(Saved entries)
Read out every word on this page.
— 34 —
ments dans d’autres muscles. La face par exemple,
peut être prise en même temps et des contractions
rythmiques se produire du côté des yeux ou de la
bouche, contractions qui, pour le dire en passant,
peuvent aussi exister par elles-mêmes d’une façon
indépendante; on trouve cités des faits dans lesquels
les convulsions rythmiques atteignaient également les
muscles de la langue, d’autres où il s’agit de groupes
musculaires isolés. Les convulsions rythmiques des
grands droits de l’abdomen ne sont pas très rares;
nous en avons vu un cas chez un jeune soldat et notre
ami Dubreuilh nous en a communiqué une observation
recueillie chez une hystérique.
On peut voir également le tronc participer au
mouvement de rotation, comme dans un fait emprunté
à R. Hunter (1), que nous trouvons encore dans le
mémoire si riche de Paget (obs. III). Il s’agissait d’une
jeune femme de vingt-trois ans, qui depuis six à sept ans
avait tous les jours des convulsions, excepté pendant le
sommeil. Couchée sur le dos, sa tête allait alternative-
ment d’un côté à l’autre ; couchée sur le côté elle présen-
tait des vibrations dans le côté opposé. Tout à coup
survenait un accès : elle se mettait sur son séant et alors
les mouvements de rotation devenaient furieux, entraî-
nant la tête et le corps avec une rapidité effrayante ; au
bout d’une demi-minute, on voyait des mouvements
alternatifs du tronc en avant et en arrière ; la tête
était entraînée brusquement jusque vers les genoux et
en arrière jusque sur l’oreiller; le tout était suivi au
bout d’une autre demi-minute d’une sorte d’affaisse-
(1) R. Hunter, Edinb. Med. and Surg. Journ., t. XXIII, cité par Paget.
---
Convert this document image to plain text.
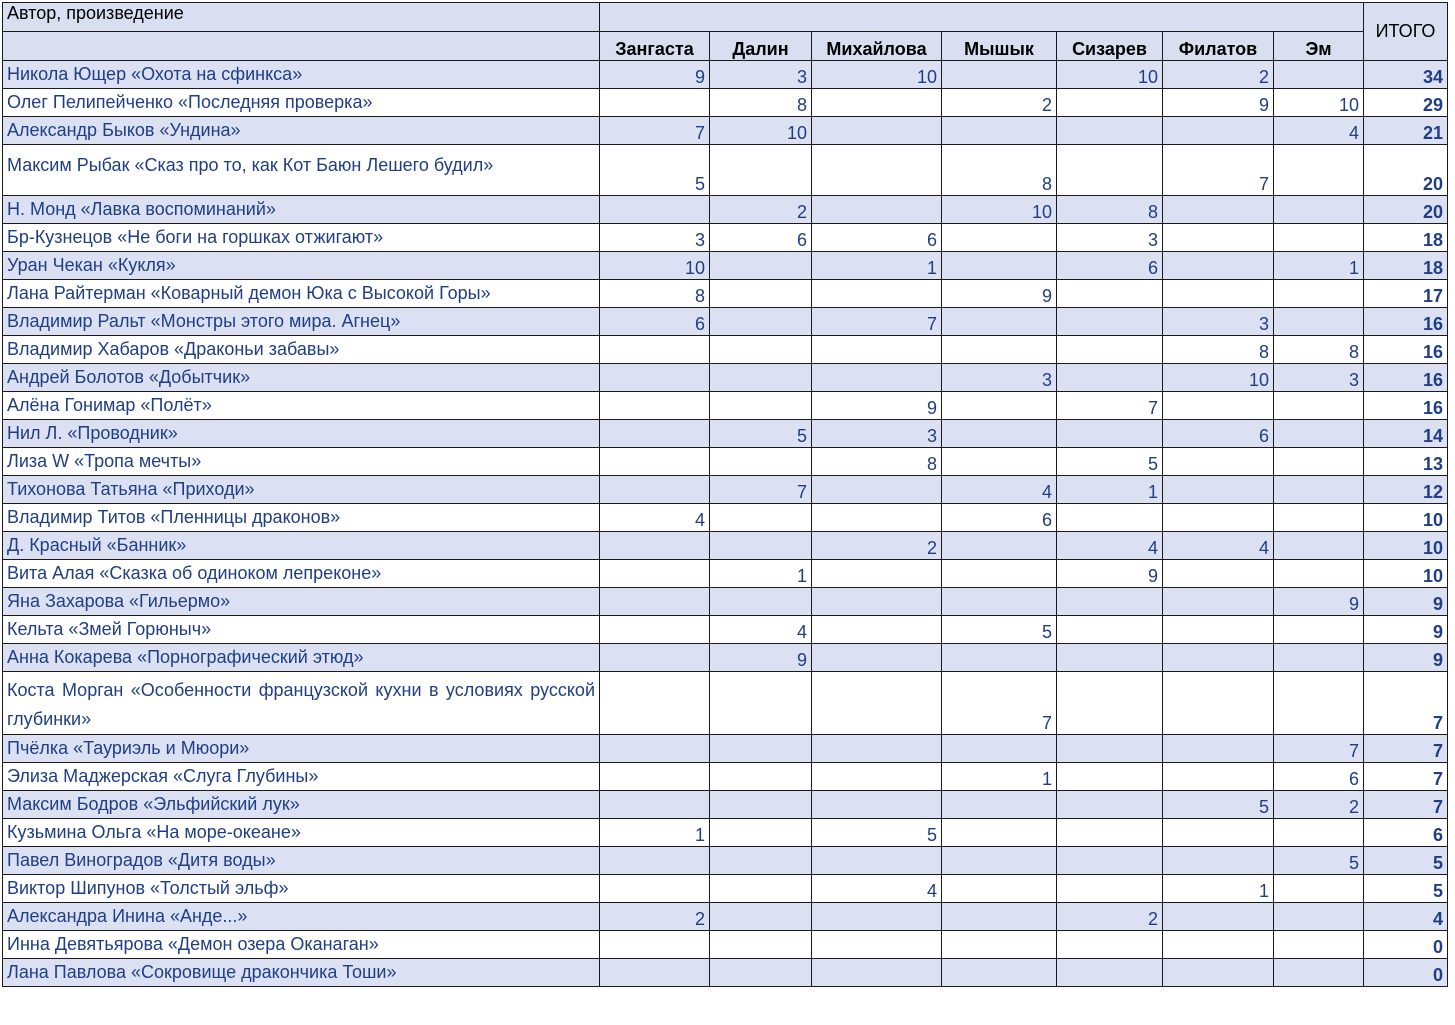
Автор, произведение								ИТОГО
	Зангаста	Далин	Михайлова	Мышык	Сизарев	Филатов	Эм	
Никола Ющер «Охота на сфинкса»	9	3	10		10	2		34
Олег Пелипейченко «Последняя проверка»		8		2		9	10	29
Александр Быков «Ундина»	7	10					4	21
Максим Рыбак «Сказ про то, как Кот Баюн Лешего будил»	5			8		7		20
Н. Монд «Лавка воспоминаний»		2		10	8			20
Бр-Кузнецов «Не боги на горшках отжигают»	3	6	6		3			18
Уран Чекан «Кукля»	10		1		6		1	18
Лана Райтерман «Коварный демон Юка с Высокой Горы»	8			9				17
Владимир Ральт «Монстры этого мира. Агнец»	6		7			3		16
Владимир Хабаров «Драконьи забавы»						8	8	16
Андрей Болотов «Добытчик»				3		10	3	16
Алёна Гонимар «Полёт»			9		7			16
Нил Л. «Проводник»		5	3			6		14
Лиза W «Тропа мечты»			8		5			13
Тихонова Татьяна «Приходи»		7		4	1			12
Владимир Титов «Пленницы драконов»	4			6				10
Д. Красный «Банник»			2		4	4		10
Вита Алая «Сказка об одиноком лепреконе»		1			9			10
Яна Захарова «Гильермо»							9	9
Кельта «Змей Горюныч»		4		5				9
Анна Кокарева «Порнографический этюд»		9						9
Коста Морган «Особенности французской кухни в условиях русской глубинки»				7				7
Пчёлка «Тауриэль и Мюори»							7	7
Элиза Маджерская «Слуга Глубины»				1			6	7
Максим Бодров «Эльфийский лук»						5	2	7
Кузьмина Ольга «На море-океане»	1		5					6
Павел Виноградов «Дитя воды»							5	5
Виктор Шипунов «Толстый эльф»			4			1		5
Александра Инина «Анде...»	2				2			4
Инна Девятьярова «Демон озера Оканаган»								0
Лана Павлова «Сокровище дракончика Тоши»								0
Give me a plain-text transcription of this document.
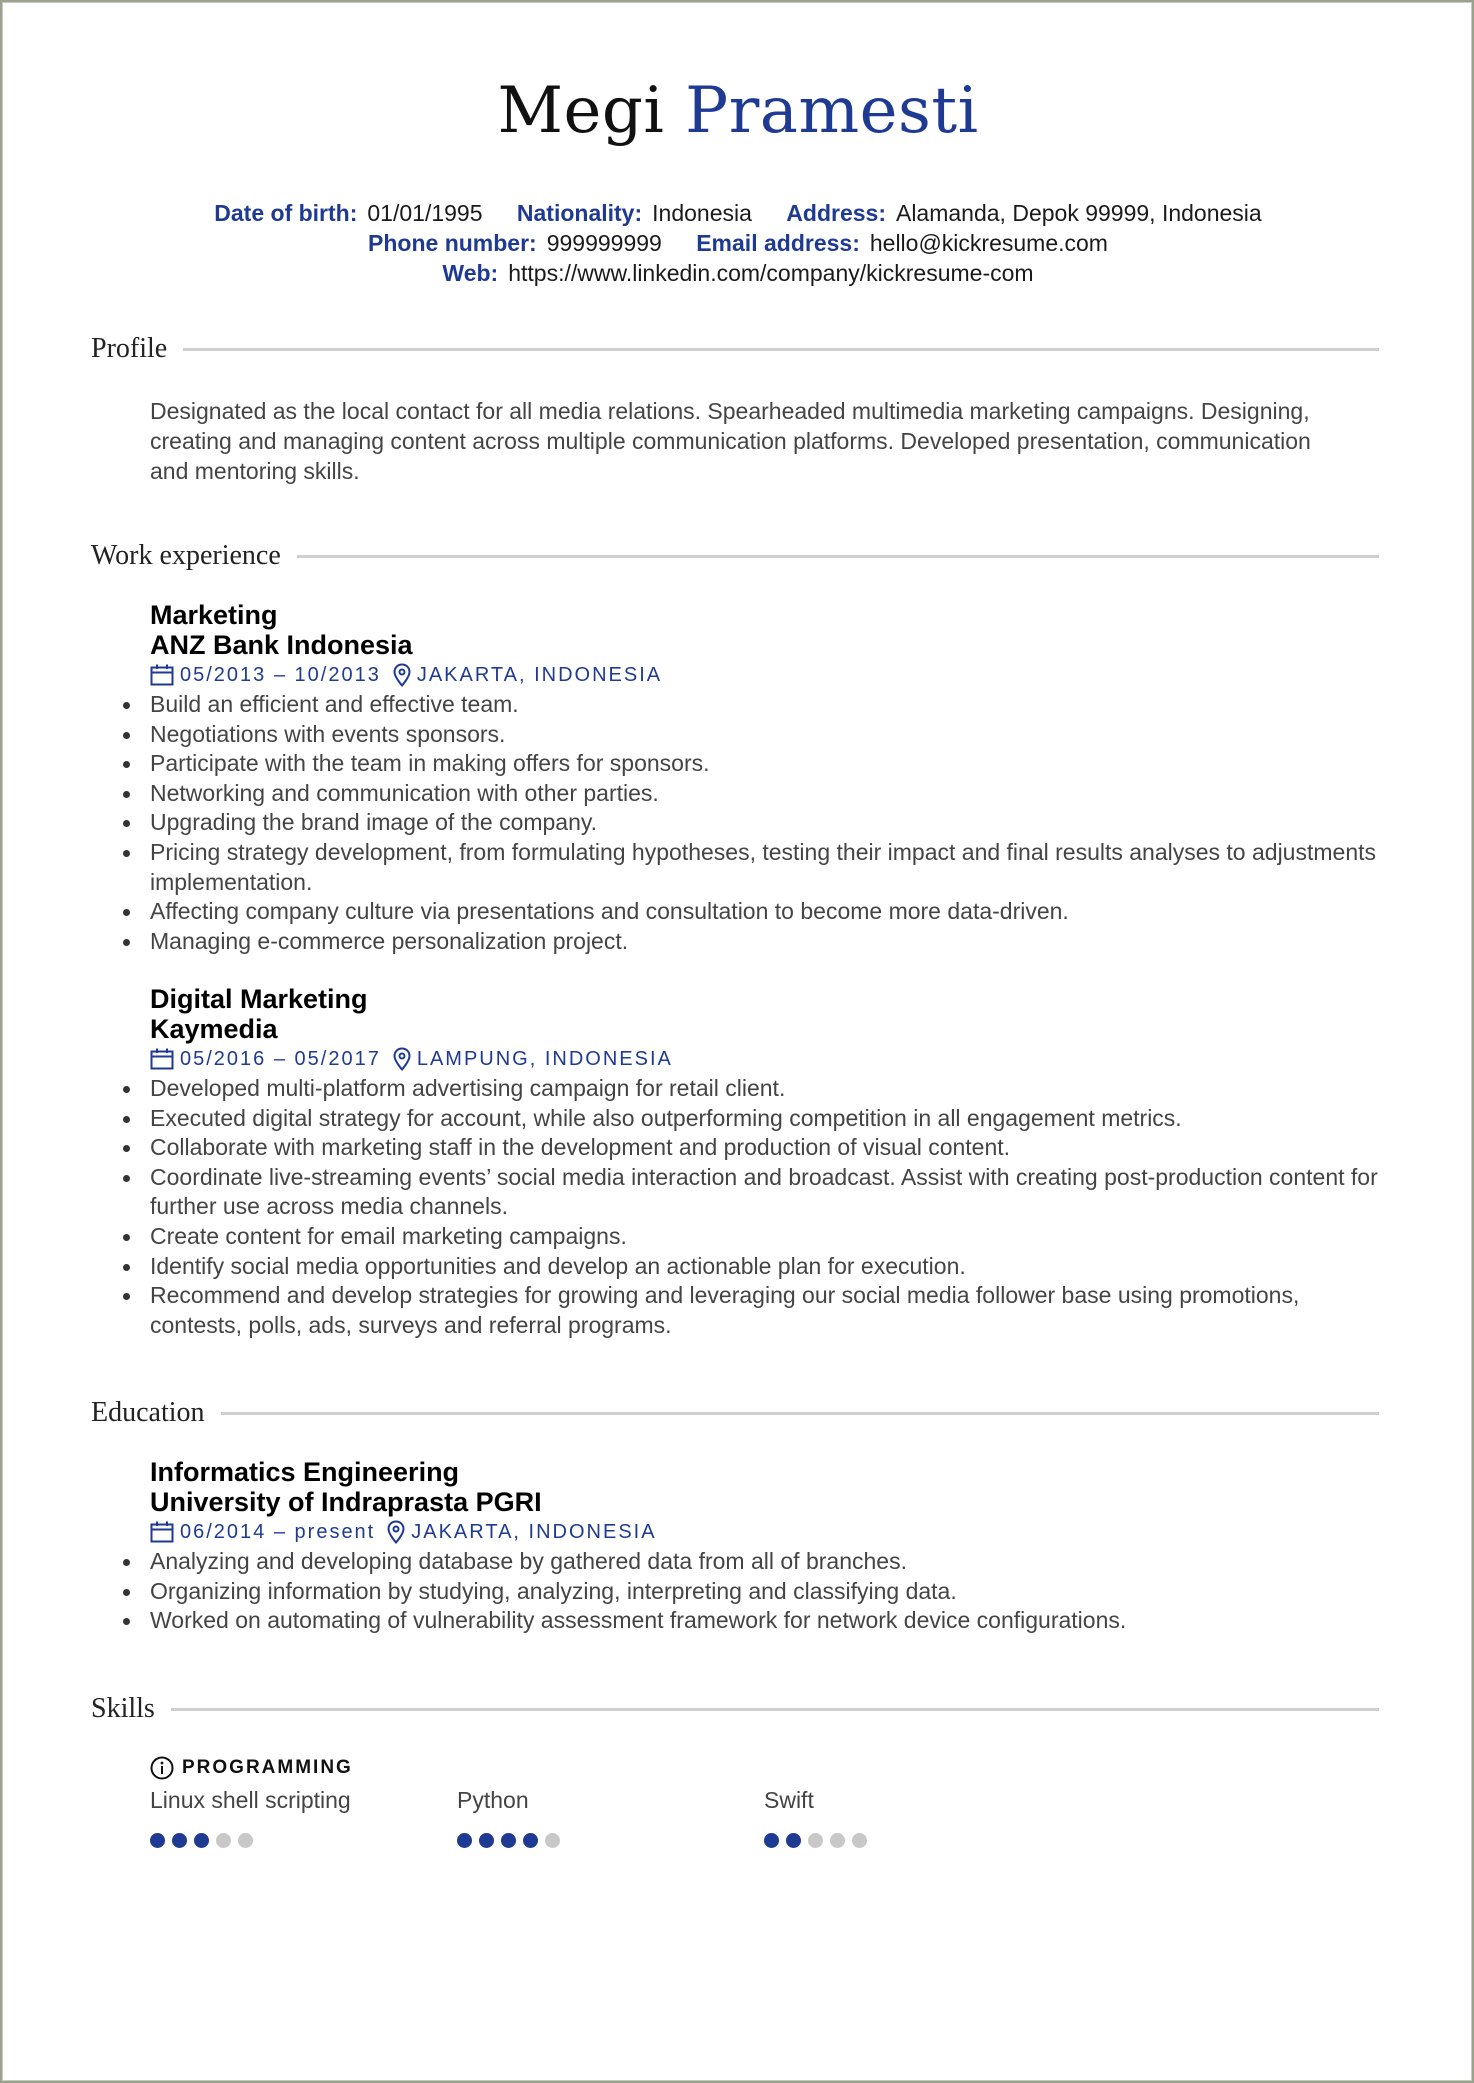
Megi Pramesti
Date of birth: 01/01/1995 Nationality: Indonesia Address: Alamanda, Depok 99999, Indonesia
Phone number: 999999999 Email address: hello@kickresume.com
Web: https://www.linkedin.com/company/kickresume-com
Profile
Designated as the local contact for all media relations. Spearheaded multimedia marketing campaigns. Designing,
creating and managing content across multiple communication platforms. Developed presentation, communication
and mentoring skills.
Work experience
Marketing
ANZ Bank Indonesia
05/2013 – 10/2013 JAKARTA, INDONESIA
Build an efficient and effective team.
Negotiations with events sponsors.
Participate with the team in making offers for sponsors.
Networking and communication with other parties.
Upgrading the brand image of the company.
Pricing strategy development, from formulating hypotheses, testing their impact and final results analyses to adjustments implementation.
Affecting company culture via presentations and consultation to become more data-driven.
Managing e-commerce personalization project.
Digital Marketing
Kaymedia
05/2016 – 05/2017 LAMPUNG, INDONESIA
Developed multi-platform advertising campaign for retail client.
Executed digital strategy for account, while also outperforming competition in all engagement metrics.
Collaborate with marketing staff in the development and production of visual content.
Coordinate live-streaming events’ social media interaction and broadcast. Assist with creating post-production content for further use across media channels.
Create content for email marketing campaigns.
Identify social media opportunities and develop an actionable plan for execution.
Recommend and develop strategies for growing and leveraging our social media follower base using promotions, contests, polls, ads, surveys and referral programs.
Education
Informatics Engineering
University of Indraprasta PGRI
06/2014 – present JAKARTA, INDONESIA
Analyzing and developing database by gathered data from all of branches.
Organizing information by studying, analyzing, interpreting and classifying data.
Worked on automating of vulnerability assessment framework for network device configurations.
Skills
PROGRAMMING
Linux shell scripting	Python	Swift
...
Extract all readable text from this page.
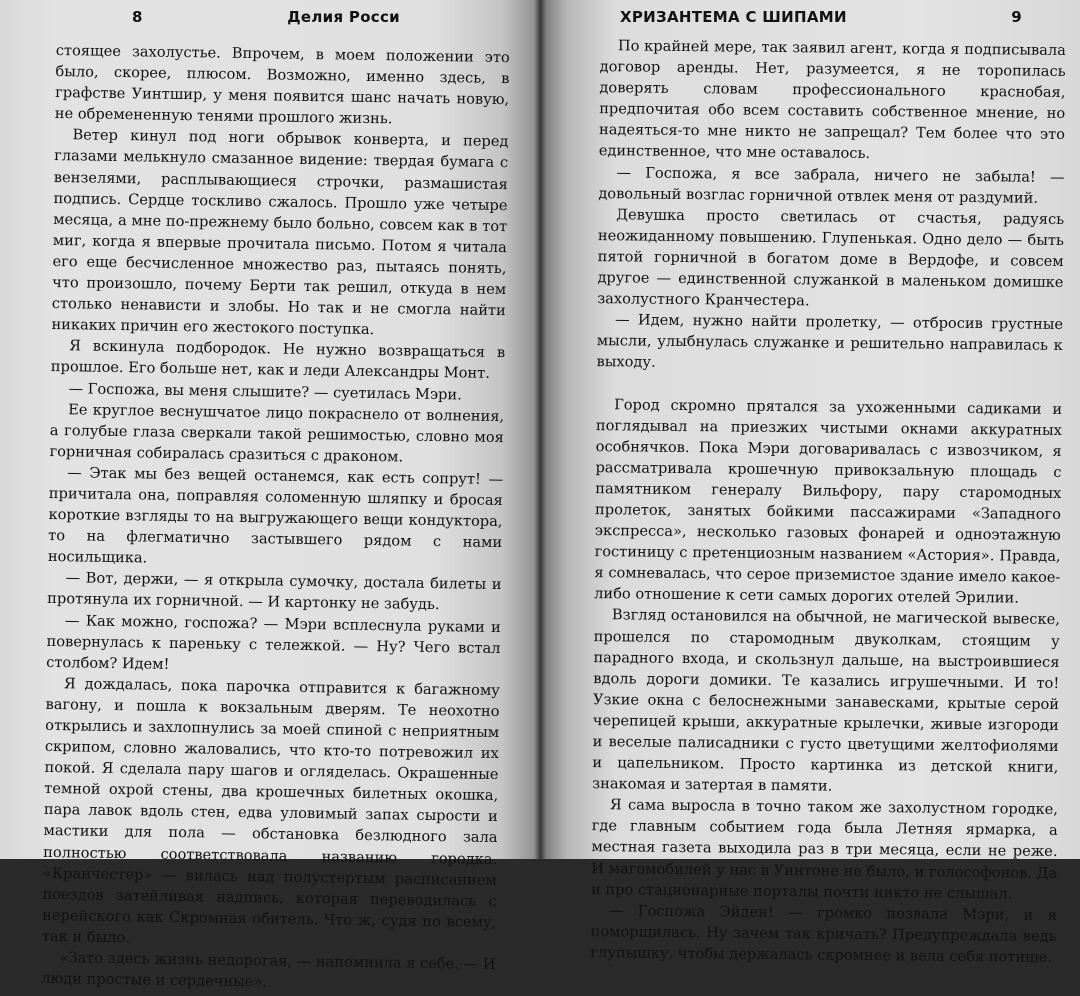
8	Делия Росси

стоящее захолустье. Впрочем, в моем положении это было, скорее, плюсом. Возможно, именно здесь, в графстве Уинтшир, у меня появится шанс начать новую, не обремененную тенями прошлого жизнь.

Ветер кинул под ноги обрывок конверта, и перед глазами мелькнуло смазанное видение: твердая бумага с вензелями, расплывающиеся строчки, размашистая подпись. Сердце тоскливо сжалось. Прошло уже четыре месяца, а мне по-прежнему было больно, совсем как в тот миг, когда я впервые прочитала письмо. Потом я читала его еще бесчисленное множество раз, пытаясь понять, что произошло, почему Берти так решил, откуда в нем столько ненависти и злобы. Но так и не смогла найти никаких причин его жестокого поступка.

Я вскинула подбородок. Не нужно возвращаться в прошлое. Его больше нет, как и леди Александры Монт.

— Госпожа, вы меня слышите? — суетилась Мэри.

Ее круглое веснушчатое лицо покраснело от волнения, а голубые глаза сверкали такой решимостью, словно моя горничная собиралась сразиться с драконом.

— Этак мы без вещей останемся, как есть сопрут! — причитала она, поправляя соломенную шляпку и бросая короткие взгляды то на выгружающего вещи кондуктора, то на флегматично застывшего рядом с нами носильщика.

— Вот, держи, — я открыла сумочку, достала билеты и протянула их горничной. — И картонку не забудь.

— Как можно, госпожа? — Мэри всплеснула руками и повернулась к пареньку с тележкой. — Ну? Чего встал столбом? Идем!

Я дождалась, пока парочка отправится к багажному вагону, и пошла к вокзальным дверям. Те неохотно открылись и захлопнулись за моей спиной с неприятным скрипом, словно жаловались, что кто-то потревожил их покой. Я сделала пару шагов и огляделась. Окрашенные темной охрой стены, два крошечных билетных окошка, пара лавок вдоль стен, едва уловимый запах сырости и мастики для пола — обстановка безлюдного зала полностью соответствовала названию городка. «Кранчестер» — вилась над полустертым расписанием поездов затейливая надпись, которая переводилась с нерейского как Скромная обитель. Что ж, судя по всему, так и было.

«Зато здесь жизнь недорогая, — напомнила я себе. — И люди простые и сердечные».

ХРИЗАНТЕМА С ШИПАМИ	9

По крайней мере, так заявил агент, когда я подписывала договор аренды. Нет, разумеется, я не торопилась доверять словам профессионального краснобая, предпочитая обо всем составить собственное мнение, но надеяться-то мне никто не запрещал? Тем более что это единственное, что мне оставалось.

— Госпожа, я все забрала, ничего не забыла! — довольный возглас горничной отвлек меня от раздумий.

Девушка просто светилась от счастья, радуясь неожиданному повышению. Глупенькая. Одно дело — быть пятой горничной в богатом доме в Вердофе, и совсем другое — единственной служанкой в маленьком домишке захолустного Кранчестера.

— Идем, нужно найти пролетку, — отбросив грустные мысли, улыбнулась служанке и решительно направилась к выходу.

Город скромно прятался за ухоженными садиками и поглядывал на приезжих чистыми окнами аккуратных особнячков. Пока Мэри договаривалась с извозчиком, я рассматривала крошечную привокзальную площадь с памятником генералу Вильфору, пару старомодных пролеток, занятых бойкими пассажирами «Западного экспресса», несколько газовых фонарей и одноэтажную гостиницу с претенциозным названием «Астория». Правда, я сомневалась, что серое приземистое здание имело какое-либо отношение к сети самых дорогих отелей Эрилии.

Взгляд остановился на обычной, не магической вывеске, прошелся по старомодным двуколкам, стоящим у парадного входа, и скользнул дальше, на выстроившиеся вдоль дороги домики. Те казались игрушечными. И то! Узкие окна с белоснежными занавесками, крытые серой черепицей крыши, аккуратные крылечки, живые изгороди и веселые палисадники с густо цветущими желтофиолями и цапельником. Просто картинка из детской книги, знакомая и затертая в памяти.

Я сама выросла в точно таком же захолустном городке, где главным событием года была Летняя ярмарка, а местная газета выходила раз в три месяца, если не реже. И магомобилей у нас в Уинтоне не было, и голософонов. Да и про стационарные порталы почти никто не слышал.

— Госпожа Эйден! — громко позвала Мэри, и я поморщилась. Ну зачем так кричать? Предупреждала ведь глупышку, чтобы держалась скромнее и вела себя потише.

* _THE TASK_
Find each line holding "tête". Copy it out.

* _FINISHED EXERCISE_
sommeil. Couchée sur le dos, sa tête allait alternative-
nant la tête et le corps avec une rapidité effrayante ; au
alternatifs du tronc en avant et en arrière ; la tête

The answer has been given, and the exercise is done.